::: Extrait du document
Né en Suisse, au mois d’octobre 1962, sur la face orange de la vallée du Rhône.

Les premières années
Découverte du ski et de la viticulture. Lecteur précoce et compulsif, ralenti par le besoin de dessiner dans les marges.

Entre 10 et 20 ans
Des heures de mathématiques, de physique, de chimie consacrées au dessin de formes industrielles. Souvent des voitures. Découverte trop tardive de la musique et rendez-vous manqué avec l’esprit de Jimmy Page qu’il sent pourtant gronder en lui. À défaut de guitare, début d’une collection de vinyles qui atteindra une longueur d’environ 4 mètres avant l’arrivée du CD. Écriture de textes remplis d’acné juvénile. Apprentissage des langues étrangères, surtout l’anglais, pour comprendre les paroles des disques mentionnés plus haut.
Apparition d’une personne de sexe féminin.
::::::
::: Données extraites
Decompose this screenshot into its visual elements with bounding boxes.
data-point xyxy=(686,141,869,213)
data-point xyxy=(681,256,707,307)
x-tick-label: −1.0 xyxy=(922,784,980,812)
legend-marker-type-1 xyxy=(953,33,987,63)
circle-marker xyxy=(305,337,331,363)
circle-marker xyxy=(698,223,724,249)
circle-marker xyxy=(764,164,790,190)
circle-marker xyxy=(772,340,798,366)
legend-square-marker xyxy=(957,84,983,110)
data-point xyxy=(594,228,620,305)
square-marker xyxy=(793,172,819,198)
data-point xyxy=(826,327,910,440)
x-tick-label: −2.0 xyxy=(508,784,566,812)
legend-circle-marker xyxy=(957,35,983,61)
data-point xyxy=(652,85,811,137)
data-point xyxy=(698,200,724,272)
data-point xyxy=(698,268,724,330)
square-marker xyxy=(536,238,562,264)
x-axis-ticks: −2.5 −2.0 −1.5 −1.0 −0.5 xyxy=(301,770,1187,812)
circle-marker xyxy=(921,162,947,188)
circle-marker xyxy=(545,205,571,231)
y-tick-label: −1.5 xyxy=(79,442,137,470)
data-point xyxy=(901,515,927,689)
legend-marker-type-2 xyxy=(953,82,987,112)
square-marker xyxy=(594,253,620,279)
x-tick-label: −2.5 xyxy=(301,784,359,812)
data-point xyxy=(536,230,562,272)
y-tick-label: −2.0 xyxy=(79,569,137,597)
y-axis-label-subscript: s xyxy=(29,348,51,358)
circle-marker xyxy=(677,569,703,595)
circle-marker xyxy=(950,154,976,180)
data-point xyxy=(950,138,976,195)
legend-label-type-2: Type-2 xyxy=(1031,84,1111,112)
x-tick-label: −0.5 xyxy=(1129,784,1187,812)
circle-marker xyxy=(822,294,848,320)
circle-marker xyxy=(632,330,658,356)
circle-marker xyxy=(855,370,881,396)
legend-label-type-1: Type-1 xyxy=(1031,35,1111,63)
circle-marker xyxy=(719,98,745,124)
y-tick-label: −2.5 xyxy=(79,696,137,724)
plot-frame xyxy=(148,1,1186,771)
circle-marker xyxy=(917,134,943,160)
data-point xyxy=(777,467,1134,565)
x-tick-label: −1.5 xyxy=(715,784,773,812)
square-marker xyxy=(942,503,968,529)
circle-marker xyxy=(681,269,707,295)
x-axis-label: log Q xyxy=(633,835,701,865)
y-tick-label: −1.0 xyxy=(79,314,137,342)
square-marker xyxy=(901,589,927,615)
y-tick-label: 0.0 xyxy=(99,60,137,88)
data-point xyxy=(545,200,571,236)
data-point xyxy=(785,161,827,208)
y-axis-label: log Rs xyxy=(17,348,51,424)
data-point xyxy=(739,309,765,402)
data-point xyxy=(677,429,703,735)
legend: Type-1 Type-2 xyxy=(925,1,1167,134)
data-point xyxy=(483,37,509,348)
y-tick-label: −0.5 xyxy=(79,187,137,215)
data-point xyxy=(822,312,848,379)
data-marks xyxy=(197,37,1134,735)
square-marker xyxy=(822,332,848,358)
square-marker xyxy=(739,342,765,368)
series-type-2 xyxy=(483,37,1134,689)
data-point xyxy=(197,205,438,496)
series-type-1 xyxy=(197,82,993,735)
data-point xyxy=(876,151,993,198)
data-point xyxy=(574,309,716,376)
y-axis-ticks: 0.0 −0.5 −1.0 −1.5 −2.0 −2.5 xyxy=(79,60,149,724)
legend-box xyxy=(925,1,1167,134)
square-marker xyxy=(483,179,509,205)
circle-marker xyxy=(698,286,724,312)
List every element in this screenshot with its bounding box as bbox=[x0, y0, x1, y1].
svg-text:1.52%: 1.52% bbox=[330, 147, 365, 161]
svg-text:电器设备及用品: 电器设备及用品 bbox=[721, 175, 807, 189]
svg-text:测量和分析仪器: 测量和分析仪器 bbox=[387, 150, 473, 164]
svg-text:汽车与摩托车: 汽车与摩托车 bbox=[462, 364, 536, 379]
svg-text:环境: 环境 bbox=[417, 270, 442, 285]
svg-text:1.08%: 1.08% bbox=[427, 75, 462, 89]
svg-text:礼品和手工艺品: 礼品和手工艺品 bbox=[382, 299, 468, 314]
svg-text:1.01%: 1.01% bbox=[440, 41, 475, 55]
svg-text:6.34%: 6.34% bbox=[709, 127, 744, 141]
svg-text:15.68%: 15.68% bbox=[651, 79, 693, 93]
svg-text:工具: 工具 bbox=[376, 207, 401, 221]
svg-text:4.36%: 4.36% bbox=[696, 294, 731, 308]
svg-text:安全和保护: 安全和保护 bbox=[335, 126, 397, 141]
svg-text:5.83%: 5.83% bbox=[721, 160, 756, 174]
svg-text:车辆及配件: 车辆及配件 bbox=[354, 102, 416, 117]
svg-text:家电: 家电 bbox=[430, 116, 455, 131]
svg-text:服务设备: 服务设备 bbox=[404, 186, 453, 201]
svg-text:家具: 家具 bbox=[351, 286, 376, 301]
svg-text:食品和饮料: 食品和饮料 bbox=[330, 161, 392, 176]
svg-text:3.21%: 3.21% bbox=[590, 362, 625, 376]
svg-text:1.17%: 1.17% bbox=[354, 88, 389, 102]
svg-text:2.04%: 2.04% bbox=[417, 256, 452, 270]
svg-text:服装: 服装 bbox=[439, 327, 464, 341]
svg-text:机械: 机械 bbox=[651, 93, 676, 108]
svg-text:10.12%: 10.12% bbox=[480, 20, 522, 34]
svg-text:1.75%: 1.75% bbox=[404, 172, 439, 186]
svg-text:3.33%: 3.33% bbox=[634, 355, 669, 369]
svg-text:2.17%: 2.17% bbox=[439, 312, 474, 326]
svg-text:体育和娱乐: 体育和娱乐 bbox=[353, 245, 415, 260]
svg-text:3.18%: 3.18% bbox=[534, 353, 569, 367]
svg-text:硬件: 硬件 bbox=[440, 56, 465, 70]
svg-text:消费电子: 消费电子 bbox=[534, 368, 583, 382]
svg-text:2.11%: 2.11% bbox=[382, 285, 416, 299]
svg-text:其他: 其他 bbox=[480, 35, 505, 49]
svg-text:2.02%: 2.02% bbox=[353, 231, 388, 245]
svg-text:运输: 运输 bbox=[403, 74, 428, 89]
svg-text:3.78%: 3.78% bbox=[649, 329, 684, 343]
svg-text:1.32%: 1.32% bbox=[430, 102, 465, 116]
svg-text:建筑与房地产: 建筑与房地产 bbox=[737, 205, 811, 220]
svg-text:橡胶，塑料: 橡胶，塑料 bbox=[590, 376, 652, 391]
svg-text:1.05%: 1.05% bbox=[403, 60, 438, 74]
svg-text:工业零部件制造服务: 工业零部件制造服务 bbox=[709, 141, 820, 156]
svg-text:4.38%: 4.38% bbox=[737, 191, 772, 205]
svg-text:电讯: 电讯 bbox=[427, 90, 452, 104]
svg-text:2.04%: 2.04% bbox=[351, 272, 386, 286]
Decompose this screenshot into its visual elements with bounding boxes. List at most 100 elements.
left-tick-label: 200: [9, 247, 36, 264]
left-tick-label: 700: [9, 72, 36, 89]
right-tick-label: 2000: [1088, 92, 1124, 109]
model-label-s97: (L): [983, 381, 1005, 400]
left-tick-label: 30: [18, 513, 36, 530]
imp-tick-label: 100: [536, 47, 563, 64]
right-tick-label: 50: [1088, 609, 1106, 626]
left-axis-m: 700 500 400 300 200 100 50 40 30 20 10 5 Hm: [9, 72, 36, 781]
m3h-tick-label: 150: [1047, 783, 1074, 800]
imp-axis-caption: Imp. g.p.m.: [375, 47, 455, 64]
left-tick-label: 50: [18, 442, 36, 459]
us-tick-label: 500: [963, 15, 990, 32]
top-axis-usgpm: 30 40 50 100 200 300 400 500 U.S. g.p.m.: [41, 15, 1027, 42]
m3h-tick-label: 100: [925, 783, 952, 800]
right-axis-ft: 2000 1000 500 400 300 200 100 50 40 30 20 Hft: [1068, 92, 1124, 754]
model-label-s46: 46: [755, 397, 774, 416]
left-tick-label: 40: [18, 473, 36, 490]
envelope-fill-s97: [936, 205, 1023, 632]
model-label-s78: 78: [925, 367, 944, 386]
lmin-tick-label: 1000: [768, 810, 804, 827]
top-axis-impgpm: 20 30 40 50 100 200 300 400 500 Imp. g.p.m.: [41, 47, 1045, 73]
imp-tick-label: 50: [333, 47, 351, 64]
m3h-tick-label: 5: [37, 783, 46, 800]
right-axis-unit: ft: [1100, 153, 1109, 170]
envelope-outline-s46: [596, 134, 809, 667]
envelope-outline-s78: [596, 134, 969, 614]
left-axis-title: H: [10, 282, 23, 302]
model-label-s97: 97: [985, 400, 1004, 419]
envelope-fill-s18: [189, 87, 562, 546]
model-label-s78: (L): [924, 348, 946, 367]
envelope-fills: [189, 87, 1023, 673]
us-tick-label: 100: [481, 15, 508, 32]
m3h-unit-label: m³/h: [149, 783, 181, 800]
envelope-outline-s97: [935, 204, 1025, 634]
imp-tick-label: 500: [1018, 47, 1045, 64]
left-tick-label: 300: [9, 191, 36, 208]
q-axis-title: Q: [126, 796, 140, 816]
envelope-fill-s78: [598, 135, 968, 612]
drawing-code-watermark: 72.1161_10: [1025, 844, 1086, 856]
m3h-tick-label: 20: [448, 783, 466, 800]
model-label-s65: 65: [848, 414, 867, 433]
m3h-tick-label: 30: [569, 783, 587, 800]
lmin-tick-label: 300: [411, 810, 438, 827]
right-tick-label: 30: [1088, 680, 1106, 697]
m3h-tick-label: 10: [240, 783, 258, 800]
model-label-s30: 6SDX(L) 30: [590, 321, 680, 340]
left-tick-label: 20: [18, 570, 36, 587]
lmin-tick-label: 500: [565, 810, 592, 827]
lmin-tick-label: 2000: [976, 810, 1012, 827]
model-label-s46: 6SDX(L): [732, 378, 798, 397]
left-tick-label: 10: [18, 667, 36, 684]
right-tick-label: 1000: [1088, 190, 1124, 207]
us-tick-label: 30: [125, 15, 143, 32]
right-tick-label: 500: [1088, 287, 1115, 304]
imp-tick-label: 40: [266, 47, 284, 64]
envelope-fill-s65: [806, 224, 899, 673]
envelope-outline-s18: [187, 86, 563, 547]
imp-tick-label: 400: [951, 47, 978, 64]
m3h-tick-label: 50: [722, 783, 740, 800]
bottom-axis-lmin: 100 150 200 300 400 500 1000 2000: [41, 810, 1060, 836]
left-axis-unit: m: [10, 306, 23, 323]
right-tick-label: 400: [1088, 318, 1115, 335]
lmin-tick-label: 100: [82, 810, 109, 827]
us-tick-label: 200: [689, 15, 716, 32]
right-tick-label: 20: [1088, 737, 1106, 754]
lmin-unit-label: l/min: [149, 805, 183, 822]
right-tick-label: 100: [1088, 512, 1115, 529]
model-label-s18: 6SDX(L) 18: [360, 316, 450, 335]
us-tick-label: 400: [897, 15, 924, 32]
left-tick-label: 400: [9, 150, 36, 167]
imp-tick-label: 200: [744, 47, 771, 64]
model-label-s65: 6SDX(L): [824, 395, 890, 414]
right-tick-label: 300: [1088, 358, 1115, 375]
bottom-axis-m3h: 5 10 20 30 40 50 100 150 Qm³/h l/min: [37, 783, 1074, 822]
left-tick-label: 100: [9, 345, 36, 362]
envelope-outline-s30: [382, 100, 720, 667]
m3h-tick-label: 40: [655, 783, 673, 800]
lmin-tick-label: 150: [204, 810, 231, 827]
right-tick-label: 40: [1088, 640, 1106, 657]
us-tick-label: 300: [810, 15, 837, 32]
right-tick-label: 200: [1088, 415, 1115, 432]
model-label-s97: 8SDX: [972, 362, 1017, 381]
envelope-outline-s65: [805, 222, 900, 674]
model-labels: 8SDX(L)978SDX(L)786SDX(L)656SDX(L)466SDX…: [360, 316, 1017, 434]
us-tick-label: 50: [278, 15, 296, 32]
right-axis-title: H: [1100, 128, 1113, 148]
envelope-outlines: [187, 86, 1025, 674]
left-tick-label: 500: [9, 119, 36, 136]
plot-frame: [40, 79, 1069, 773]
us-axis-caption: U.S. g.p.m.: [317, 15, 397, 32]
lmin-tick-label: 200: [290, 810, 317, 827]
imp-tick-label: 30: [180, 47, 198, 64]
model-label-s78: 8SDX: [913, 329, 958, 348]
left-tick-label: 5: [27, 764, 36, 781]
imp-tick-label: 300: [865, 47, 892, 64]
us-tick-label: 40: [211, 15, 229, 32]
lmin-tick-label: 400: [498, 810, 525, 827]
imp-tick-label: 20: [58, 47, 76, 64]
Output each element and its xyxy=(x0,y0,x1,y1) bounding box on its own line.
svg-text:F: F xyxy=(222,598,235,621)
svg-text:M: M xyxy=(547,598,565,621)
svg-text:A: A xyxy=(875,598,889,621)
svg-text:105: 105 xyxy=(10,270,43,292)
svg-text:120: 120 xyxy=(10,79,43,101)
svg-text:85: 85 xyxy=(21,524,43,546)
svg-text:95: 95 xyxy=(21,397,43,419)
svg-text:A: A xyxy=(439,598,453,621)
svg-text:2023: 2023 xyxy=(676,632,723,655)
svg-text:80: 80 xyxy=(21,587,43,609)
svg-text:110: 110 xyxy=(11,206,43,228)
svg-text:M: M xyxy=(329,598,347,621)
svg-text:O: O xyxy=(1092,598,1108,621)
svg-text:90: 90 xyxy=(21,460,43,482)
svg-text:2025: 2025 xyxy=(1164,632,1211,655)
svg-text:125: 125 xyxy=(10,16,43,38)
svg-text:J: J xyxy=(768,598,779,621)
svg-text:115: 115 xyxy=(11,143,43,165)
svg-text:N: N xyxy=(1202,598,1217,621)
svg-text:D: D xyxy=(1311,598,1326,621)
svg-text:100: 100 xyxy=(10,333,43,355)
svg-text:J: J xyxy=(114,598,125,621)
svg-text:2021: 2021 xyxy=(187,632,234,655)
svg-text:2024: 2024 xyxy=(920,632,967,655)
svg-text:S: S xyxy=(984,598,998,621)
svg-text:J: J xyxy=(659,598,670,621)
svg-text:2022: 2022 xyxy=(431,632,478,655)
::::::
__Objectif de l'exercice__. Recopiez sans rien changer le passage de la notice biographique qui s'ouvre sur les mots contenant « Les premières années » et se referme sur « de sexe féminin. ». La liste n'a aucun lien avec la notice biographique.

__Résultat attendu__.
Les premières années
Découverte du ski et de la viticulture. Lecteur précoce et compulsif, ralenti par le besoin de dessiner dans les marges.

Entre 10 et 20 ans
Des heures de mathématiques, de physique, de chimie consacrées au dessin de formes industrielles. Souvent des voitures. Découverte trop tardive de la musique et rendez-vous manqué avec l’esprit de Jimmy Page qu’il sent pourtant gronder en lui. À défaut de guitare, début d’une collection de vinyles qui atteindra une longueur d’environ 4 mètres avant l’arrivée du CD. Écriture de textes remplis d’acné juvénile. Apprentissage des langues étrangères, surtout l’anglais, pour comprendre les paroles des disques mentionnés plus haut.
Apparition d’une personne de sexe féminin.